— Start Raw data —

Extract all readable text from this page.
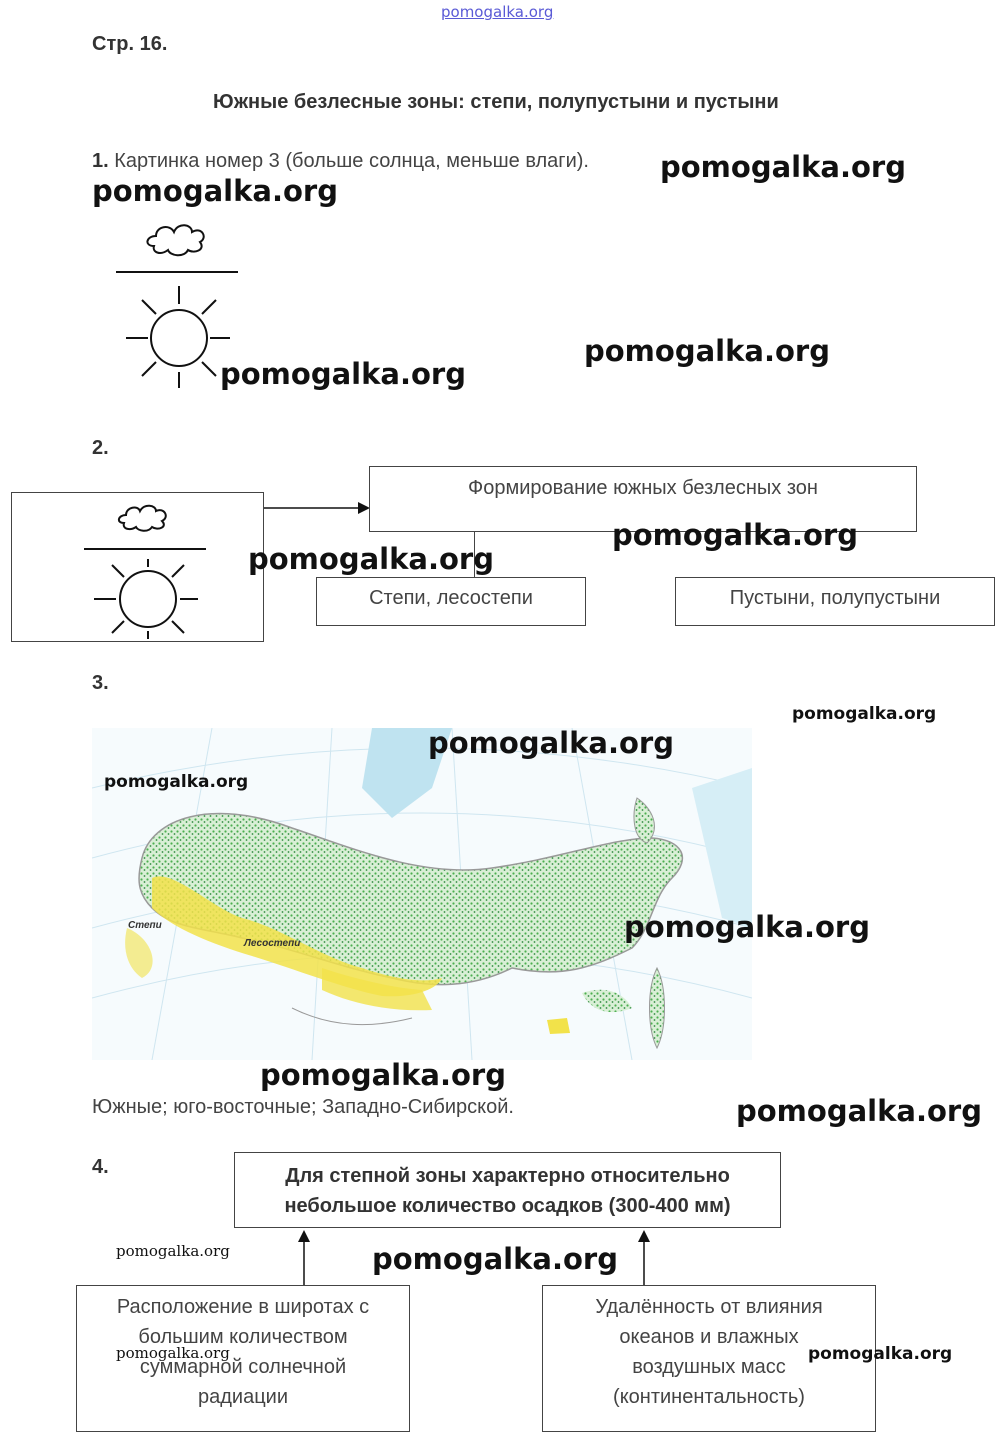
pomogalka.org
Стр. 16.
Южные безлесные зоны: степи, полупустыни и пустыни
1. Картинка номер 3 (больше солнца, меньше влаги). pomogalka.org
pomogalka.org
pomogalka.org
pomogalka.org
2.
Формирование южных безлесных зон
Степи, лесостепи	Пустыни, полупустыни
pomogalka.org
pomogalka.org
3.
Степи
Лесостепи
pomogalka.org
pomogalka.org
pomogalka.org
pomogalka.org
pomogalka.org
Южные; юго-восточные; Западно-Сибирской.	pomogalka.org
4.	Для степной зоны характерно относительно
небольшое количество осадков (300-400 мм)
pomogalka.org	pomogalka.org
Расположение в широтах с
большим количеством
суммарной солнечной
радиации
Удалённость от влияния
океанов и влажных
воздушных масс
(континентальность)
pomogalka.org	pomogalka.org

— End Raw data —

§ **The problem**
Copy the data exactly. Any picture it contains is to be omitted.

§ **The completed task**
Extract all readable text from this page.
pomogalka.org
Стр. 16.
Южные безлесные зоны: степи, полупустыни и пустыни
1. Картинка номер 3 (больше солнца, меньше влаги). pomogalka.org
pomogalka.org
pomogalka.org
pomogalka.org
2.
Формирование южных безлесных зон
Степи, лесостепи	Пустыни, полупустыни
pomogalka.org
pomogalka.org
3.
Степи
Лесостепи
pomogalka.org
pomogalka.org
pomogalka.org
pomogalka.org
pomogalka.org
Южные; юго-восточные; Западно-Сибирской.	pomogalka.org
4.	Для степной зоны характерно относительно
небольшое количество осадков (300-400 мм)
pomogalka.org	pomogalka.org
Расположение в широтах с
большим количеством
суммарной солнечной
радиации
Удалённость от влияния
океанов и влажных
воздушных масс
(континентальность)
pomogalka.org	pomogalka.org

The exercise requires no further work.